→ WRITTEN REQUEST
Return each entry exactly, omitting nothing.

Data records
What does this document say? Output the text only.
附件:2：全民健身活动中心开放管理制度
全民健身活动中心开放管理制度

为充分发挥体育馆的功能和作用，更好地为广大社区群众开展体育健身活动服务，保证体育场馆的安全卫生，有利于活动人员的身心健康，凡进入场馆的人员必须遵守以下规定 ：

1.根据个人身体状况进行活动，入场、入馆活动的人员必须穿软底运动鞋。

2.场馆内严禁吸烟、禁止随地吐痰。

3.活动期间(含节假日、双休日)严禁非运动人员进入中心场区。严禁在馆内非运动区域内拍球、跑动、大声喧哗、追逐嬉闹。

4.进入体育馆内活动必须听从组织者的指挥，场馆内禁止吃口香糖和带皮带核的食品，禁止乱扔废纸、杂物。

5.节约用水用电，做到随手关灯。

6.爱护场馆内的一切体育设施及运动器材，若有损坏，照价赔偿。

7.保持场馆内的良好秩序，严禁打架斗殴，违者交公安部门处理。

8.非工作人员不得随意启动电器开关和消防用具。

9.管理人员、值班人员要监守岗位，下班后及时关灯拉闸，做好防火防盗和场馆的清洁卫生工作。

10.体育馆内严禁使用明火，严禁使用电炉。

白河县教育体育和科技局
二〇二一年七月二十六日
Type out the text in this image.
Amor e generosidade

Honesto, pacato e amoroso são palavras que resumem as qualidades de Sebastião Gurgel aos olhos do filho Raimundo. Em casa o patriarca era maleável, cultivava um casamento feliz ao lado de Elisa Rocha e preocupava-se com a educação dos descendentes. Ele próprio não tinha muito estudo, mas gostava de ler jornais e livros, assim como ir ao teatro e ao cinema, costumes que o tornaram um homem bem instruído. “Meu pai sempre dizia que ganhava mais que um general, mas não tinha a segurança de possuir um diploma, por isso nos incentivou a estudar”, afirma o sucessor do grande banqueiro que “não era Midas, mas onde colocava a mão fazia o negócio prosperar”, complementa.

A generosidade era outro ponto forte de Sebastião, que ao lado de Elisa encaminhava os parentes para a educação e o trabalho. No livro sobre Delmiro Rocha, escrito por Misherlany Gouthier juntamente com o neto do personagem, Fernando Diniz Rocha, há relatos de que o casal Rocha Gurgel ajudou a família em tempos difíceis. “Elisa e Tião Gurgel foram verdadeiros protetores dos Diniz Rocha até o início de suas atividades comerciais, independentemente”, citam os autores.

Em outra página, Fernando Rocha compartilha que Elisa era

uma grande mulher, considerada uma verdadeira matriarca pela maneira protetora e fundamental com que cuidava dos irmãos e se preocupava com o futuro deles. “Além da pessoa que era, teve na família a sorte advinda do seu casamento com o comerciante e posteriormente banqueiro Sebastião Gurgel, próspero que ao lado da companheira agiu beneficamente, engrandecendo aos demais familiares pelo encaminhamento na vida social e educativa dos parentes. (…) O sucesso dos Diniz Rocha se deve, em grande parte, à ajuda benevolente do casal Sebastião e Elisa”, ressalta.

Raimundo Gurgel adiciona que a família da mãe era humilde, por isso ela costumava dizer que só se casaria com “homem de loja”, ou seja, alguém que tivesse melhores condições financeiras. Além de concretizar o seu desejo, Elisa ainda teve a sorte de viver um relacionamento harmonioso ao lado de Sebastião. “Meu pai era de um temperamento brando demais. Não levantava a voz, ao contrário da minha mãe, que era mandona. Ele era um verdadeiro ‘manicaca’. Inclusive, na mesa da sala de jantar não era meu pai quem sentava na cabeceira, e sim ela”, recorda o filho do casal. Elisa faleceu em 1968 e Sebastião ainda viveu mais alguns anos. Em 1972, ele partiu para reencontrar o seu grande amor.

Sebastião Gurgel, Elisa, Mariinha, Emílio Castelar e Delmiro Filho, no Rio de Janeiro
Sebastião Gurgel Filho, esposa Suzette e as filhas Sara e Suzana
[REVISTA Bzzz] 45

→ TASK SOLUTION
What does this document say? Output the text only.
附件:2：全民健身活动中心开放管理制度
全民健身活动中心开放管理制度

为充分发挥体育馆的功能和作用，更好地为广大社区群众开展体育健身活动服务，保证体育场馆的安全卫生，有利于活动人员的身心健康，凡进入场馆的人员必须遵守以下规定 ：

1.根据个人身体状况进行活动，入场、入馆活动的人员必须穿软底运动鞋。

2.场馆内严禁吸烟、禁止随地吐痰。

3.活动期间(含节假日、双休日)严禁非运动人员进入中心场区。严禁在馆内非运动区域内拍球、跑动、大声喧哗、追逐嬉闹。

4.进入体育馆内活动必须听从组织者的指挥，场馆内禁止吃口香糖和带皮带核的食品，禁止乱扔废纸、杂物。

5.节约用水用电，做到随手关灯。

6.爱护场馆内的一切体育设施及运动器材，若有损坏，照价赔偿。

7.保持场馆内的良好秩序，严禁打架斗殴，违者交公安部门处理。

8.非工作人员不得随意启动电器开关和消防用具。

9.管理人员、值班人员要监守岗位，下班后及时关灯拉闸，做好防火防盗和场馆的清洁卫生工作。

10.体育馆内严禁使用明火，严禁使用电炉。

白河县教育体育和科技局
二〇二一年七月二十六日
Type out the text in this image.
Amor e generosidade

Honesto, pacato e amoroso são palavras que resumem as qualidades de Sebastião Gurgel aos olhos do filho Raimundo. Em casa o patriarca era maleável, cultivava um casamento feliz ao lado de Elisa Rocha e preocupava-se com a educação dos descendentes. Ele próprio não tinha muito estudo, mas gostava de ler jornais e livros, assim como ir ao teatro e ao cinema, costumes que o tornaram um homem bem instruído. “Meu pai sempre dizia que ganhava mais que um general, mas não tinha a segurança de possuir um diploma, por isso nos incentivou a estudar”, afirma o sucessor do grande banqueiro que “não era Midas, mas onde colocava a mão fazia o negócio prosperar”, complementa.

A generosidade era outro ponto forte de Sebastião, que ao lado de Elisa encaminhava os parentes para a educação e o trabalho. No livro sobre Delmiro Rocha, escrito por Misherlany Gouthier juntamente com o neto do personagem, Fernando Diniz Rocha, há relatos de que o casal Rocha Gurgel ajudou a família em tempos difíceis. “Elisa e Tião Gurgel foram verdadeiros protetores dos Diniz Rocha até o início de suas atividades comerciais, independentemente”, citam os autores.

Em outra página, Fernando Rocha compartilha que Elisa era

uma grande mulher, considerada uma verdadeira matriarca pela maneira protetora e fundamental com que cuidava dos irmãos e se preocupava com o futuro deles. “Além da pessoa que era, teve na família a sorte advinda do seu casamento com o comerciante e posteriormente banqueiro Sebastião Gurgel, próspero que ao lado da companheira agiu beneficamente, engrandecendo aos demais familiares pelo encaminhamento na vida social e educativa dos parentes. (…) O sucesso dos Diniz Rocha se deve, em grande parte, à ajuda benevolente do casal Sebastião e Elisa”, ressalta.

Raimundo Gurgel adiciona que a família da mãe era humilde, por isso ela costumava dizer que só se casaria com “homem de loja”, ou seja, alguém que tivesse melhores condições financeiras. Além de concretizar o seu desejo, Elisa ainda teve a sorte de viver um relacionamento harmonioso ao lado de Sebastião. “Meu pai era de um temperamento brando demais. Não levantava a voz, ao contrário da minha mãe, que era mandona. Ele era um verdadeiro ‘manicaca’. Inclusive, na mesa da sala de jantar não era meu pai quem sentava na cabeceira, e sim ela”, recorda o filho do casal. Elisa faleceu em 1968 e Sebastião ainda viveu mais alguns anos. Em 1972, ele partiu para reencontrar o seu grande amor.

Sebastião Gurgel, Elisa, Mariinha, Emílio Castelar e Delmiro Filho, no Rio de Janeiro
Sebastião Gurgel Filho, esposa Suzette e as filhas Sara e Suzana
[REVISTA Bzzz] 45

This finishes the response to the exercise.